[Data entries]
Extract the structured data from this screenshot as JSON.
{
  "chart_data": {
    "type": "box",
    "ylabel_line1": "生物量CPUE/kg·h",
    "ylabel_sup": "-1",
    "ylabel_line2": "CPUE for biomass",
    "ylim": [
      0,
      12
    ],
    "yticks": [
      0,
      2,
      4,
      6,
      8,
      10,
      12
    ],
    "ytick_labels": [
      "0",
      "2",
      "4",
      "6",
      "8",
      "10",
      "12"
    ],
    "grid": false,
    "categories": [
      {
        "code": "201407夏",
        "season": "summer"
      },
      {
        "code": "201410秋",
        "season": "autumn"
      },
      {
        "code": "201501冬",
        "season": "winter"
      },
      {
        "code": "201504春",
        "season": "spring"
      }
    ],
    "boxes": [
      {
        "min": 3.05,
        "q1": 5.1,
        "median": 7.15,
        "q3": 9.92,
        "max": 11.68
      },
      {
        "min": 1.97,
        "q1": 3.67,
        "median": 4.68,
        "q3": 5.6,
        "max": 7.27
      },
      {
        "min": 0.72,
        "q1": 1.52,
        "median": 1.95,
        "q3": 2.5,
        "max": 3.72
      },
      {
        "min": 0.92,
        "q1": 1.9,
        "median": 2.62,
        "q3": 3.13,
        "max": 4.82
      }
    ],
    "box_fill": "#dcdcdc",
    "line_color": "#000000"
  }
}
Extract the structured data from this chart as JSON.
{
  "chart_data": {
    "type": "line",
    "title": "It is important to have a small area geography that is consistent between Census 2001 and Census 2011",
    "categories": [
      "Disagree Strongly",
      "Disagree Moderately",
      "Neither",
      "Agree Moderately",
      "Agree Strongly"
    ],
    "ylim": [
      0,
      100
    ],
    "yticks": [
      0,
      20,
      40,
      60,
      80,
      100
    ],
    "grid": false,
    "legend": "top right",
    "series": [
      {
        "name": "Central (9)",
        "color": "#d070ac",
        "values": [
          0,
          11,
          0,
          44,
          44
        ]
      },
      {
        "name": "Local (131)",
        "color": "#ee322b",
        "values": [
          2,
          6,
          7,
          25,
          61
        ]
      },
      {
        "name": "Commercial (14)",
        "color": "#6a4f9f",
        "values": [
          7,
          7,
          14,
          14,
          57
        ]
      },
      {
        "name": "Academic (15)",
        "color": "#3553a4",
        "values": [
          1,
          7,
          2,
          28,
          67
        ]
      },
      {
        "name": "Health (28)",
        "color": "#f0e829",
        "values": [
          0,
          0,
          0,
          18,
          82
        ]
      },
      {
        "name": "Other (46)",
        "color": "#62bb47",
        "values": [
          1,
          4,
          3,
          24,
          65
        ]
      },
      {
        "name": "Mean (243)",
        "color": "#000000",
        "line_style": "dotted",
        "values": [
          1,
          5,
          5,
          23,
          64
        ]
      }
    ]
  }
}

**DO THIS:** Return, from the data, each line that has the word "season" in it.

**ANSWER TO THIS EXERCISE:**
        "season": "summer"
        "season": "autumn"
        "season": "winter"
        "season": "spring"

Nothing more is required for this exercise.